Show every line below where "value" can be found.

═══ DATASET EXTRACT ═══

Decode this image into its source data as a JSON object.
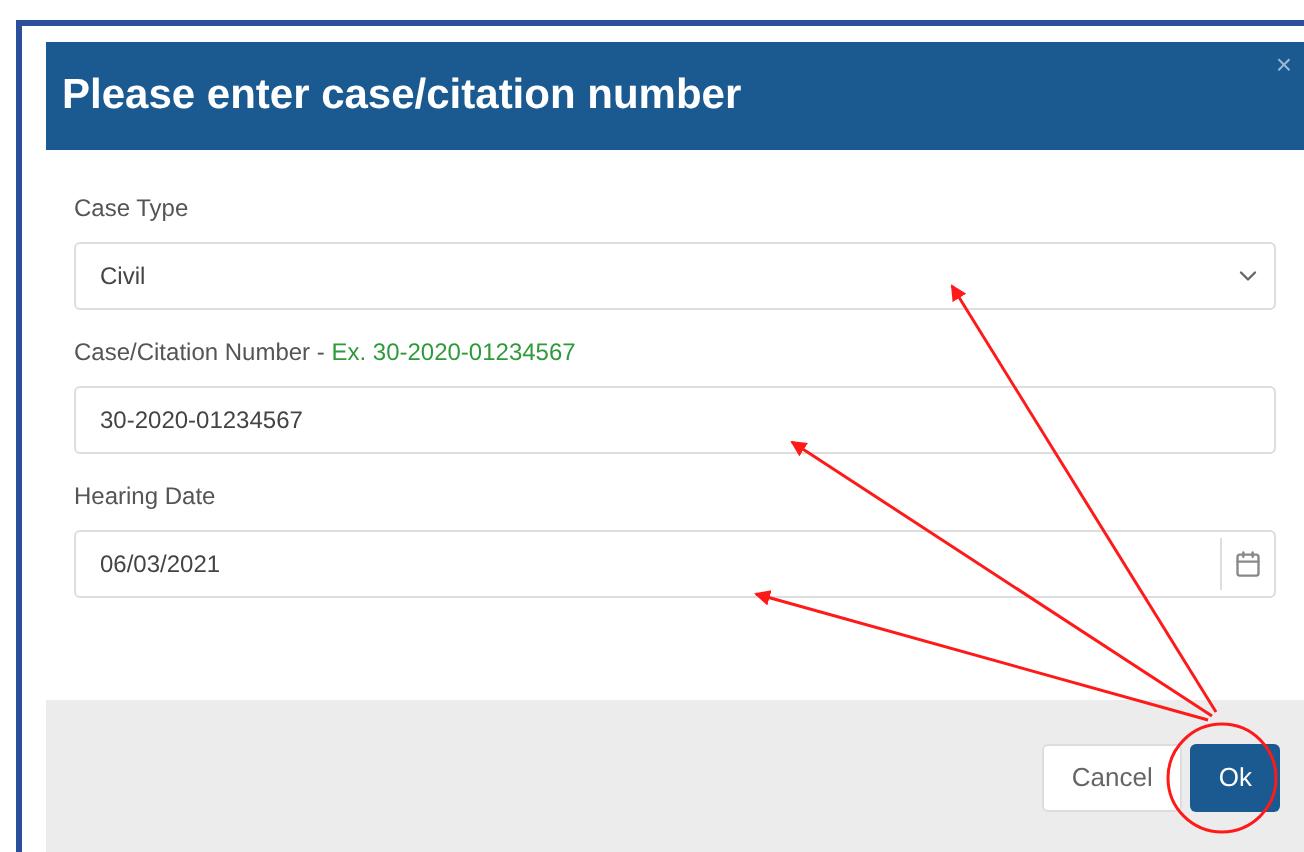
{
  "dialog": {
    "title": "Please enter case/citation number",
    "close": "×"
  },
  "fields": [
    {
      "kind": "select",
      "label": "Case Type",
      "value": "Civil"
    },
    {
      "kind": "text",
      "label": "Case/Citation Number - ",
      "hint": "Ex. 30-2020-01234567",
      "value": "30-2020-01234567"
    },
    {
      "kind": "date",
      "label": "Hearing Date",
      "value": "06/03/2021"
    }
  ],
  "buttons": [
    {
      "label": "Cancel",
      "primary": false
    },
    {
      "label": "Ok",
      "primary": true
    }
  ]
}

═══

# ANSWER BELOW
      "value": "Civil"
      "value": "30-2020-01234567"
      "value": "06/03/2021"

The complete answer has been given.